(TASK TO COMPLETE)
What lines of the data hold the string "BATTERY"? Pull each one out.

┌─ RECORD LIST

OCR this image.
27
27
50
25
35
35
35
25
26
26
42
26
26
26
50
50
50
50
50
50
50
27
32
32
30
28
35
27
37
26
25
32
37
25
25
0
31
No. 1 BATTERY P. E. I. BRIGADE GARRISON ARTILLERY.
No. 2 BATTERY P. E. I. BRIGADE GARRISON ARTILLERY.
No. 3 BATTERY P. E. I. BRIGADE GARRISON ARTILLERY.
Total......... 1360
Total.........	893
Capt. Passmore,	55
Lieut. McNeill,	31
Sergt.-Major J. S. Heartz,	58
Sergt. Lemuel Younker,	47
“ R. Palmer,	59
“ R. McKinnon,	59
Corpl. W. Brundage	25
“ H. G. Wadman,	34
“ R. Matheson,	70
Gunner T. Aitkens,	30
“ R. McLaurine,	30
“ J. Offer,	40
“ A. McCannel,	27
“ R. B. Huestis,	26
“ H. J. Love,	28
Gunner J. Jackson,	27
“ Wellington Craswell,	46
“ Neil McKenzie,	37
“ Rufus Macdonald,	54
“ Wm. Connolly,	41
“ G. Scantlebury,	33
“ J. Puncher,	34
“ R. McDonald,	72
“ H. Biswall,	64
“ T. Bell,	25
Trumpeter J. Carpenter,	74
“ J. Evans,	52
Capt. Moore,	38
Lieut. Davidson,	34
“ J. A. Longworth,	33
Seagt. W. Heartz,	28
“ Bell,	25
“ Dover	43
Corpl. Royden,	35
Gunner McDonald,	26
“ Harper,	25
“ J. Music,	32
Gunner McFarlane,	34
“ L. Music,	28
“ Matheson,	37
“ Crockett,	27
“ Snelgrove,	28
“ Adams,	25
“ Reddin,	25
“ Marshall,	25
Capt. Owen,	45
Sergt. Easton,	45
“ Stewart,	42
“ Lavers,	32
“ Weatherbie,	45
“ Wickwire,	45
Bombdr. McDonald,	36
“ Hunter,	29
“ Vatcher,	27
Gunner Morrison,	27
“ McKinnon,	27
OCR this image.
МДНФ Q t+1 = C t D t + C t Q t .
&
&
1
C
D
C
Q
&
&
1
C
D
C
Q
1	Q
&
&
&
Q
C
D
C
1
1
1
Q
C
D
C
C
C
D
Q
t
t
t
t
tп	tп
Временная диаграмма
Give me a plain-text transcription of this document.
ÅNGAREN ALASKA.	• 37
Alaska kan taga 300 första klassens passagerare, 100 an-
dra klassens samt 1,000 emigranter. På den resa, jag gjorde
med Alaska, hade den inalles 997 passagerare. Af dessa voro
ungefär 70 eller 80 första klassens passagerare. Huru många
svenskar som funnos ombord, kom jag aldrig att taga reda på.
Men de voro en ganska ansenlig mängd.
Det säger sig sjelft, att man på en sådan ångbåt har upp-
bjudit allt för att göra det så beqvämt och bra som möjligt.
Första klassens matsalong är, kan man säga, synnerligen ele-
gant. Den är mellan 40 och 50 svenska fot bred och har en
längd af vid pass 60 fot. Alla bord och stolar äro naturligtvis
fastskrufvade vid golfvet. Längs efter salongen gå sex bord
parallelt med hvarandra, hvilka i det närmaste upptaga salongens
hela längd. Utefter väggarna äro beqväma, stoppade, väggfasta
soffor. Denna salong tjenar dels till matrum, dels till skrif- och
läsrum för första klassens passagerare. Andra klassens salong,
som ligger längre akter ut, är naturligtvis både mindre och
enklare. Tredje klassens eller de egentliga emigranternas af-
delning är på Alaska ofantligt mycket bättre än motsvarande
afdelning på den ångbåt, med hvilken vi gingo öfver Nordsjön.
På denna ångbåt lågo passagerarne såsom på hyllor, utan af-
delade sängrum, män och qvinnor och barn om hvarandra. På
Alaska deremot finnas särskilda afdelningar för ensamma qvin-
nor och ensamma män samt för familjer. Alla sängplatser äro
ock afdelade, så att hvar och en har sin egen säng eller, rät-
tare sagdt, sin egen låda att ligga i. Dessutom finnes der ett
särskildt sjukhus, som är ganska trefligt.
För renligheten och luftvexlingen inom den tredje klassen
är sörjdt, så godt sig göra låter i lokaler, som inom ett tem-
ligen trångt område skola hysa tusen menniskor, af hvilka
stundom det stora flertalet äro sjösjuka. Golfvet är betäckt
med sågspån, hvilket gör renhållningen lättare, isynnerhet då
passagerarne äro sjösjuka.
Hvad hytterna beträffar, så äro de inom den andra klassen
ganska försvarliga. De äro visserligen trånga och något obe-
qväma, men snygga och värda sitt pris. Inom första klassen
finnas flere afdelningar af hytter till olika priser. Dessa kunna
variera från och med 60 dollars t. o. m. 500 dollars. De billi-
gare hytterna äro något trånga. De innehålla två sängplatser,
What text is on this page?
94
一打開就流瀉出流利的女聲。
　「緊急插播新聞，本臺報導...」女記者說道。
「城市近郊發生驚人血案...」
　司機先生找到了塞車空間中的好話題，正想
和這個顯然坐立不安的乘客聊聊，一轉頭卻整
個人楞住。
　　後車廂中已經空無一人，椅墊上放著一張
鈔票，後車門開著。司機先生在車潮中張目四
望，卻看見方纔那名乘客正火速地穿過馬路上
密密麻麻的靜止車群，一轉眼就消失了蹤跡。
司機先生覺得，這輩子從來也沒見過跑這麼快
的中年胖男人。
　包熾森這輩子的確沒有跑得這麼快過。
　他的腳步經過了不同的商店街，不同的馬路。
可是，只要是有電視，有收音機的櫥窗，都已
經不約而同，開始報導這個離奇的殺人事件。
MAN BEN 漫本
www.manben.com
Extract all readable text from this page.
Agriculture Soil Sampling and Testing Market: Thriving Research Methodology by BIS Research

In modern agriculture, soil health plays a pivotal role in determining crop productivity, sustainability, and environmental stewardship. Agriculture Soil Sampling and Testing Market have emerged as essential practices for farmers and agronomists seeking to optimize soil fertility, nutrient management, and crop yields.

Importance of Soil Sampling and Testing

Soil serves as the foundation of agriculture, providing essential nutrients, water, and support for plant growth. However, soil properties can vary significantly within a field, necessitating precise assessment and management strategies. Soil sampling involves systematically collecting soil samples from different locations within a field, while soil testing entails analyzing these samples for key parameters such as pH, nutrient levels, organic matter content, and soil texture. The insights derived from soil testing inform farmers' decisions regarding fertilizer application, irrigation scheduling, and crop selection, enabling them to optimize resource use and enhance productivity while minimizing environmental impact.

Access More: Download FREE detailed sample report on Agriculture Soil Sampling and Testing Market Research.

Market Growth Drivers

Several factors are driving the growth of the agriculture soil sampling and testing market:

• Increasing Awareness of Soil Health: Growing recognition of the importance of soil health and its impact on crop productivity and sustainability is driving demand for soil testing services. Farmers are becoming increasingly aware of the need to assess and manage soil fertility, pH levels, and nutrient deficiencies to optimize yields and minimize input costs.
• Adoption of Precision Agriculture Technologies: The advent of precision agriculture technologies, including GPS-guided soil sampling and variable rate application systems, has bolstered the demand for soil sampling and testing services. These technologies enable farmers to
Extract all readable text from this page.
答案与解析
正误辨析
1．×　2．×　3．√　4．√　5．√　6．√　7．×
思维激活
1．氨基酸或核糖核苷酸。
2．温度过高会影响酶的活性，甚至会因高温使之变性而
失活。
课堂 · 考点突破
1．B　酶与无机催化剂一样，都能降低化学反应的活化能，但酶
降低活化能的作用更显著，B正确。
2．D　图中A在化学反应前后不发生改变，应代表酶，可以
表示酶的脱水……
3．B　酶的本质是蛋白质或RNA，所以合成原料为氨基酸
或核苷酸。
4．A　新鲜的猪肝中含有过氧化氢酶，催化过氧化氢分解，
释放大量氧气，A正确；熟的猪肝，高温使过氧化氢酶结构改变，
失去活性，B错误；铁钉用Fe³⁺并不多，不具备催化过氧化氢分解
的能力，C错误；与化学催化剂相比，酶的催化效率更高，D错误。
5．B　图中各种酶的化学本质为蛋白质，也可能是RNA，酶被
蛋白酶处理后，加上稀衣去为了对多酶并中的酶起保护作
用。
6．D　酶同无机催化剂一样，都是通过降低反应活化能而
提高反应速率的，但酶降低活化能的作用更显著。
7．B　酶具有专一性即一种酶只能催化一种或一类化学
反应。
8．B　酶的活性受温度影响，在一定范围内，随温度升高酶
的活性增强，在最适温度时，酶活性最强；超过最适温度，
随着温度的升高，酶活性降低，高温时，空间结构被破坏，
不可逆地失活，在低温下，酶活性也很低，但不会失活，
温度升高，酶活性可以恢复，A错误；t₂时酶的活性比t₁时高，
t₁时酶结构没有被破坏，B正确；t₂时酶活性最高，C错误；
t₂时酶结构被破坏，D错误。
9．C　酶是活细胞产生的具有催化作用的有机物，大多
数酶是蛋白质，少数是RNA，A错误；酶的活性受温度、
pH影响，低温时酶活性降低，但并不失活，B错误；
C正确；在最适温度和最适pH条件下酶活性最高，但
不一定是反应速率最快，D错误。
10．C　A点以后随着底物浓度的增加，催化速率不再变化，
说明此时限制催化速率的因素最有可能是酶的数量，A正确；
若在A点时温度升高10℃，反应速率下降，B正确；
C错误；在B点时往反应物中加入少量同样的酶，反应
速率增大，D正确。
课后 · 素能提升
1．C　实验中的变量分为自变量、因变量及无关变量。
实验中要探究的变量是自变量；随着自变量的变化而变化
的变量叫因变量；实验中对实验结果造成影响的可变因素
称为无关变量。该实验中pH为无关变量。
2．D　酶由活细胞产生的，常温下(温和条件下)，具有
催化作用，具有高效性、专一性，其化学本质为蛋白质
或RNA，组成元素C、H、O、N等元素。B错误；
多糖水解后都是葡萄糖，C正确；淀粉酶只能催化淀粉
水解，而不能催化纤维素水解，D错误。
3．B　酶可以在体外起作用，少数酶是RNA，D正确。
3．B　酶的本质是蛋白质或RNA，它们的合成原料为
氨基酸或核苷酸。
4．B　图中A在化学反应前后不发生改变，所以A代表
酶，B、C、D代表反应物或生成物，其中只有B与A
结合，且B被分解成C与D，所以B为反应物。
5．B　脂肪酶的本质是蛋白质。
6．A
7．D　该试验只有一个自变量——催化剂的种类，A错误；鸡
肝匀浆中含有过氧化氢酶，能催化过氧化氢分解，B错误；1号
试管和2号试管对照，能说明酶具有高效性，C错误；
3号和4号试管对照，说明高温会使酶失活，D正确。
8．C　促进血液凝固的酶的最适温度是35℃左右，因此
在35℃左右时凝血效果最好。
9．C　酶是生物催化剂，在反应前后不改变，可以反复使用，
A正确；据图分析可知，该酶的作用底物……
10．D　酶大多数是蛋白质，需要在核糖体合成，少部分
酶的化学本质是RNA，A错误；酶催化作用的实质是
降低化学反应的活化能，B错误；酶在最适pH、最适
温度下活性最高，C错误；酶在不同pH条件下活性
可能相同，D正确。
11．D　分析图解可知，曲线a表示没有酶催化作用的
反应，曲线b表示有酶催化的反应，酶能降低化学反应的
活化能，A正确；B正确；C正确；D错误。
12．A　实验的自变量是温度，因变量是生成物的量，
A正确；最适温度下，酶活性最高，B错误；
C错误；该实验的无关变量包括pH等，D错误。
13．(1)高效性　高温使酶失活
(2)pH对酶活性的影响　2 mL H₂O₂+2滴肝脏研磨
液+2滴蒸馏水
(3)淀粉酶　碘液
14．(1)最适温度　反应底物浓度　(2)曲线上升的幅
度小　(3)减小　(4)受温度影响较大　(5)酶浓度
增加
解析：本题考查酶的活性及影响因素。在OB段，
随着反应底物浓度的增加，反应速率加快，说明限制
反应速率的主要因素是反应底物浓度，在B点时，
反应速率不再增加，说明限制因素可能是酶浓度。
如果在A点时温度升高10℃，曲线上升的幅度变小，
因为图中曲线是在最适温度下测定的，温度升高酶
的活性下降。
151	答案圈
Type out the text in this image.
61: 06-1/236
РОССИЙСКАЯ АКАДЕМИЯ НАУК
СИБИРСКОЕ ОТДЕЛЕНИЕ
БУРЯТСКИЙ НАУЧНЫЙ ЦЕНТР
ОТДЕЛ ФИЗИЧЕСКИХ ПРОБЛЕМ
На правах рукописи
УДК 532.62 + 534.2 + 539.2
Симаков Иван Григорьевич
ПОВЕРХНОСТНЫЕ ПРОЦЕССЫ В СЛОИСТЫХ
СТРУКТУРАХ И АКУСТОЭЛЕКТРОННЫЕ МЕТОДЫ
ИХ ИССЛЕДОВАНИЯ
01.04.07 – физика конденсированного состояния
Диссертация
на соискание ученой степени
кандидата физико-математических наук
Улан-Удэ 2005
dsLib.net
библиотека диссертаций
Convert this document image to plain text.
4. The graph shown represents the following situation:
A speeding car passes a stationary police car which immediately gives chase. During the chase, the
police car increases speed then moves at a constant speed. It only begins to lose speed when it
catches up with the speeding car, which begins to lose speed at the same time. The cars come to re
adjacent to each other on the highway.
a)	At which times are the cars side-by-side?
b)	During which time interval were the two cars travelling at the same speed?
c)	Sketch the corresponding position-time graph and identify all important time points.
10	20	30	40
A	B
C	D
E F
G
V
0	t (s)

└─

(SOLUTION TO THIS PROBLEM)
No. 1 BATTERY P. E. I. BRIGADE GARRISON ARTILLERY.
No. 2 BATTERY P. E. I. BRIGADE GARRISON ARTILLERY.
No. 3 BATTERY P. E. I. BRIGADE GARRISON ARTILLERY.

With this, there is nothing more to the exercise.